_Exercise prompt_.
Write out, unchanged, the lines that begin with the one containing "inset-part-1-nozzle <box>283 107" and run through the last line of the records.

_Given data_.

#####

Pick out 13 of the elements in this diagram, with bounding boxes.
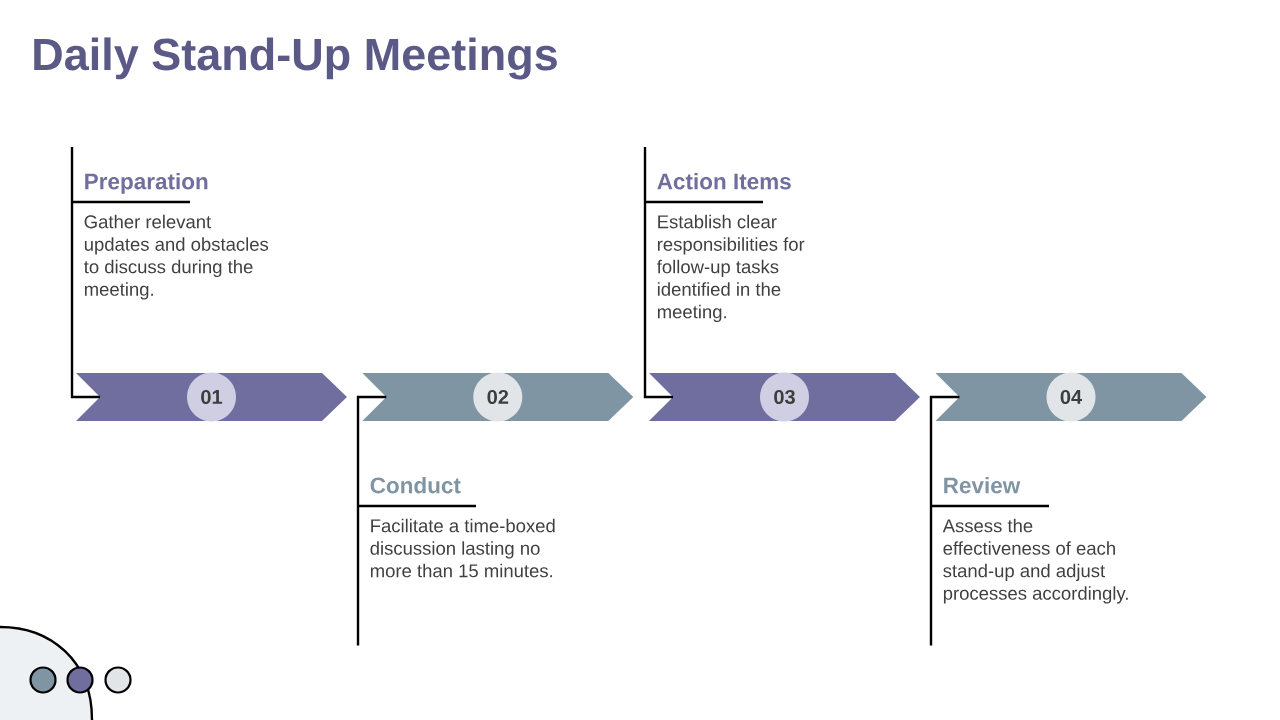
step-title: Preparation bbox=[85, 172, 208, 194]
step-description: Assess the effectiveness of each stand-up and adjust processes accordingly. bbox=[942, 518, 1128, 604]
leader-line bbox=[356, 395, 387, 646]
leader-line bbox=[929, 395, 960, 646]
leader-line bbox=[643, 147, 673, 399]
step-title: Conduct bbox=[370, 476, 461, 494]
step-description: Facilitate a time-boxed discussion lasting no more than 15 minutes. bbox=[370, 518, 555, 578]
leader-line bbox=[70, 147, 100, 399]
step-title: Action Items bbox=[657, 172, 791, 190]
step-description: Gather relevant updates and obstacles to discuss during the meeting. bbox=[84, 214, 269, 300]
title: Daily Stand-Up Meetings bbox=[34, 37, 557, 80]
step-description: Establish clear responsibilities for follow-up tasks identified in the meeting. bbox=[656, 214, 805, 323]
step-title: Review bbox=[944, 476, 1021, 494]
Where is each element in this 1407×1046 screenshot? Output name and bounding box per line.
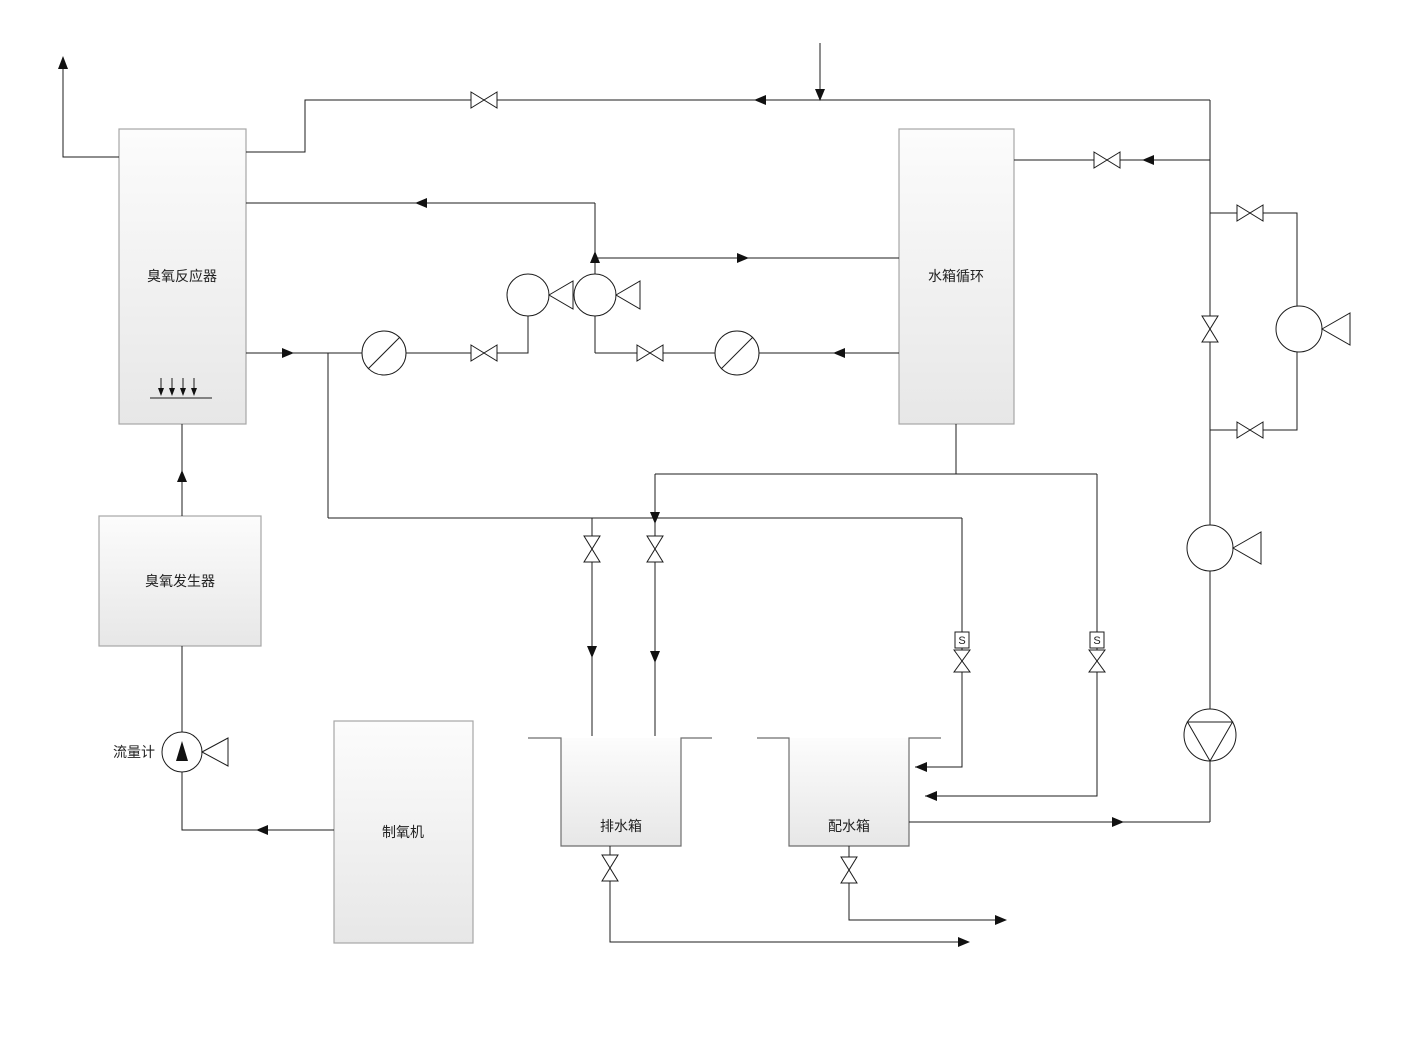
valve-icon [470, 91, 498, 109]
solenoid-valve-icon: S [953, 631, 971, 673]
valve-icon [583, 535, 601, 563]
drain-valve-icon [840, 856, 858, 884]
valve-icon [1236, 421, 1264, 439]
valve-icon [953, 649, 971, 673]
pipe-oxygen-to-generator [181, 646, 334, 831]
flow-arrow [925, 791, 937, 801]
flow-meter-cone-icon [200, 737, 229, 767]
pipe-reactor-vent [62, 57, 119, 158]
flow-arrow [587, 646, 597, 658]
flow-arrow [815, 89, 825, 101]
flow-arrow [915, 762, 927, 772]
pump-cone-icon [1231, 531, 1262, 565]
valve-icon [636, 344, 664, 362]
equipment-oxygen-machine [333, 720, 474, 944]
flow-arrow [1142, 155, 1154, 165]
flow-arrow [1112, 817, 1124, 827]
pump-cone-icon [615, 280, 641, 310]
flow-arrow [256, 825, 268, 835]
distribution-tank-fill [789, 738, 909, 846]
flow-arrow [650, 651, 660, 663]
valve-icon [1093, 151, 1121, 169]
pump-icon [1275, 305, 1323, 353]
circulation-pump-impeller [1186, 721, 1234, 763]
valve-icon [1236, 204, 1264, 222]
flow-arrows [58, 56, 1154, 947]
flow-meter-icon [161, 731, 229, 773]
pipe-solenoid-branch-right [925, 474, 1098, 797]
solenoid-coil-box [954, 631, 970, 649]
inline-pump-slash [367, 336, 401, 370]
flow-arrow [833, 348, 845, 358]
flow-arrow [590, 251, 600, 263]
pumps [161, 273, 1351, 773]
solenoid-label: S [958, 635, 965, 647]
valves [470, 91, 1264, 884]
valve-icon [1201, 315, 1219, 343]
solenoid-coil-box [1089, 631, 1105, 649]
inline-pump-slash [720, 336, 754, 370]
drain-tank-wall [528, 737, 712, 847]
pump-icon [1186, 524, 1234, 572]
flow-arrow [650, 512, 660, 524]
valve-icon [646, 535, 664, 563]
flow-meter-label: 流量计 [113, 744, 155, 760]
distribution-tank-label: 配水箱 [828, 818, 870, 834]
solenoid-valve-icon: S [1088, 631, 1106, 673]
flow-arrow [754, 95, 766, 105]
ozone-generator-label: 臭氧发生器 [145, 573, 215, 589]
circulation-pump-icon [1183, 708, 1237, 762]
drain-valve-icon [601, 854, 619, 882]
pump-icon [573, 273, 617, 317]
pipe-distribution-tank-drain [848, 846, 1005, 921]
oxygen-machine-body [333, 720, 474, 944]
pipe-ozone-return-top [246, 99, 1210, 153]
drain-water-tank-label: 排水箱 [600, 818, 642, 834]
drain-tank-fill [561, 738, 681, 846]
flow-arrow [415, 198, 427, 208]
flow-meter-arrow-icon [176, 741, 188, 761]
flow-arrow [282, 348, 294, 358]
flow-arrow [995, 915, 1007, 925]
equipment-water-tank-cycle [898, 128, 1015, 425]
water-tank-cycle-body [898, 128, 1015, 425]
flow-arrow [58, 56, 68, 69]
flow-arrow [958, 937, 970, 947]
ozone-reactor-label: 臭氧反应器 [147, 268, 217, 284]
pump-cone-icon [1320, 312, 1351, 346]
pipe-drain-tank-drain [609, 846, 968, 943]
equipment-ozone-generator [98, 515, 262, 647]
flow-arrow [737, 253, 749, 263]
pump-icon [506, 273, 550, 317]
diffuser-icon [150, 378, 212, 399]
diffuser-arrows-icon [158, 388, 197, 396]
flow-arrow [177, 470, 187, 482]
ozone-generator-body [98, 515, 262, 647]
water-tank-cycle-label: 水箱循环 [928, 268, 984, 284]
equipment-ozone-reactor [118, 128, 247, 425]
equipment-drain-water-tank [528, 737, 712, 847]
oxygen-machine-label: 制氧机 [382, 824, 424, 840]
pipe-solenoid-branch-left [915, 518, 963, 768]
pump-cone-icon [548, 280, 574, 310]
ozone-reactor-body [118, 128, 247, 425]
valve-icon [1088, 649, 1106, 673]
labels: 臭氧反应器 水箱循环 臭氧发生器 制氧机 排水箱 配水箱 流量计 [113, 268, 984, 840]
valve-icon [470, 344, 498, 362]
solenoid-label: S [1093, 635, 1100, 647]
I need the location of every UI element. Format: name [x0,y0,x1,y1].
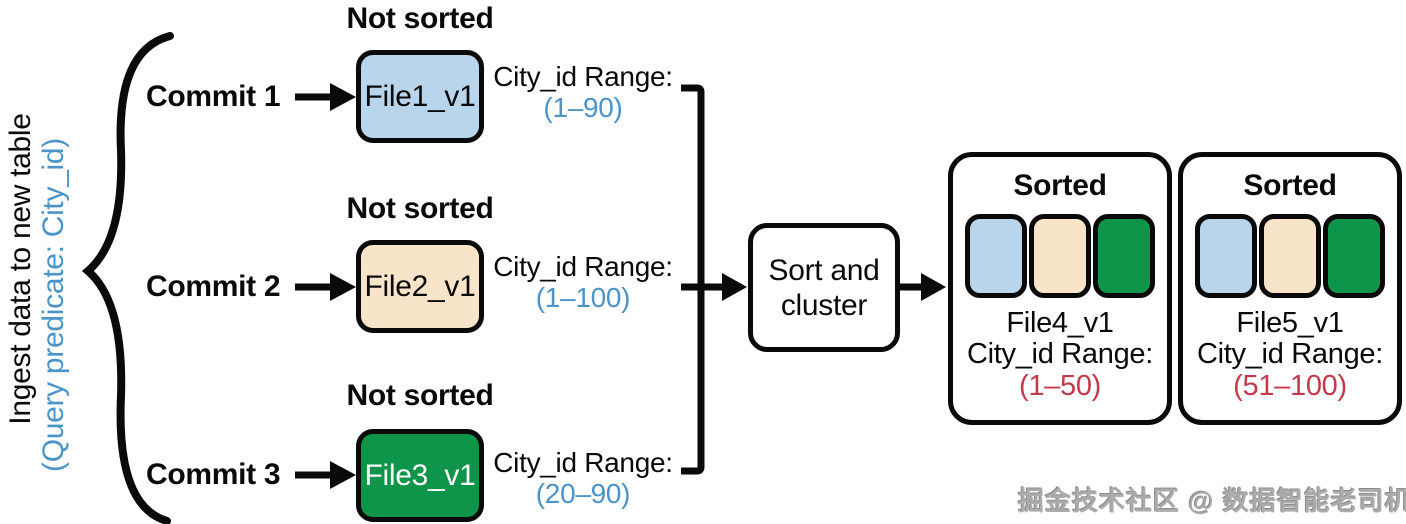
city-range-label-3: City_id Range: [493,447,673,478]
file-box-2: File2_v1 [356,240,484,333]
city-range-value-3: (20–90) [535,478,631,509]
cluster-chip-green [1093,214,1155,298]
query-predicate-side-label: (Query predicate: City_id) [37,138,70,472]
arrow-to-output [900,273,946,301]
sort-cluster-line1: Sort and [768,253,880,287]
sorted-box-2: Sorted File5_v1 City_id Range: (51–100) [1178,152,1402,425]
collector-bracket [681,84,705,475]
cluster-chip-green [1323,214,1385,298]
city-range-block-3: City_id Range: (20–90) [487,447,679,509]
sort-cluster-box: Sort and cluster [748,223,900,352]
sorted-title-1: Sorted [1013,169,1107,202]
city-range-value-1: (1–90) [543,92,623,123]
output-file-label-2: File5_v1 [1236,307,1344,339]
output-range-label-1: City_id Range: [966,338,1153,370]
not-sorted-label-1: Not sorted [346,2,494,35]
arrow-commit-3 [295,461,356,489]
output-range-value-2: (51–100) [1233,370,1347,402]
sorted-title-2: Sorted [1243,169,1337,202]
watermark: 掘金技术社区 @ 数据智能老司机 [1018,486,1406,516]
arrow-commit-2 [295,273,356,301]
cluster-chip-cream [1259,214,1321,298]
ingest-side-label: Ingest data to new table [4,113,37,425]
cluster-chip-row-1 [964,214,1156,298]
cluster-chip-blue [965,214,1027,298]
cluster-chip-row-2 [1194,214,1386,298]
cluster-chip-blue [1195,214,1257,298]
commit-1-label: Commit 1 [146,80,281,113]
not-sorted-label-2: Not sorted [346,192,494,225]
city-range-value-2: (1–100) [535,282,631,313]
curly-brace [81,32,174,524]
sort-cluster-line2: cluster [780,288,868,322]
output-file-label-1: File4_v1 [1006,307,1114,339]
city-range-label-2: City_id Range: [493,251,673,282]
output-range-value-1: (1–50) [1018,370,1102,402]
output-range-label-2: City_id Range: [1196,338,1383,370]
city-range-block-2: City_id Range: (1–100) [487,251,679,313]
sorted-box-1: Sorted File4_v1 City_id Range: (1–50) [948,152,1172,425]
file-box-1: File1_v1 [356,50,484,143]
arrow-to-sort [701,273,747,301]
city-range-label-1: City_id Range: [493,61,673,92]
city-range-block-1: City_id Range: (1–90) [487,61,679,123]
commit-2-label: Commit 2 [146,270,281,303]
cluster-chip-cream [1029,214,1091,298]
arrow-commit-1 [295,83,356,111]
commit-3-label: Commit 3 [146,458,281,491]
file-box-1-label: File1_v1 [364,79,476,113]
not-sorted-label-3: Not sorted [346,379,494,412]
file-box-3: File3_v1 [356,429,484,522]
file-box-2-label: File2_v1 [364,269,476,303]
file-box-3-label: File3_v1 [364,458,476,492]
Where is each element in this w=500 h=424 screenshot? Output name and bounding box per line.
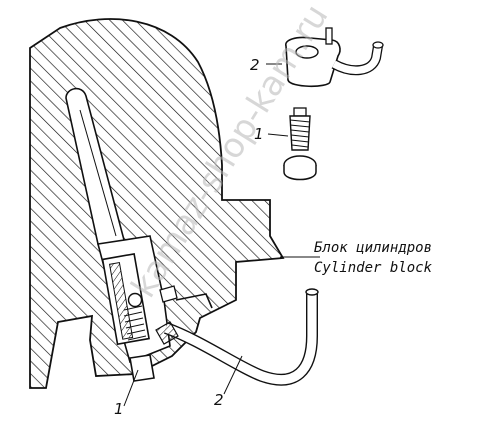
inset-part-1-nozzle <box>283 107 317 181</box>
callout-main-2: 2 <box>214 391 224 409</box>
nozzle-thread <box>289 119 311 148</box>
leader-lines <box>123 63 320 407</box>
oil-tube <box>155 288 319 386</box>
caption-en: Cylinder block <box>314 260 433 276</box>
valve-spring <box>123 305 147 341</box>
caption-ru: Блок цилиндров <box>314 240 432 256</box>
nozzle-valve-assembly <box>101 252 213 382</box>
cylinder-block-section <box>29 18 285 389</box>
inset-part-2-bracket <box>285 27 384 88</box>
callout-main-1: 1 <box>114 400 124 418</box>
callout-inset-1: 1 <box>254 125 264 143</box>
ball-valve <box>127 292 143 308</box>
callout-inset-2: 2 <box>250 56 260 74</box>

#####

_Completed exercise_.
inset-part-1-nozzle <box>283 107 317 181</box>
callout-main-2: 2 <box>214 391 224 409</box>
nozzle-thread <box>289 119 311 148</box>
leader-lines <box>123 63 320 407</box>
oil-tube <box>155 288 319 386</box>
caption-en: Cylinder block <box>314 260 433 276</box>
valve-spring <box>123 305 147 341</box>
caption-ru: Блок цилиндров <box>314 240 432 256</box>
nozzle-valve-assembly <box>101 252 213 382</box>
cylinder-block-section <box>29 18 285 389</box>
inset-part-2-bracket <box>285 27 384 88</box>
callout-main-1: 1 <box>114 400 124 418</box>
callout-inset-1: 1 <box>254 125 264 143</box>
ball-valve <box>127 292 143 308</box>
callout-inset-2: 2 <box>250 56 260 74</box>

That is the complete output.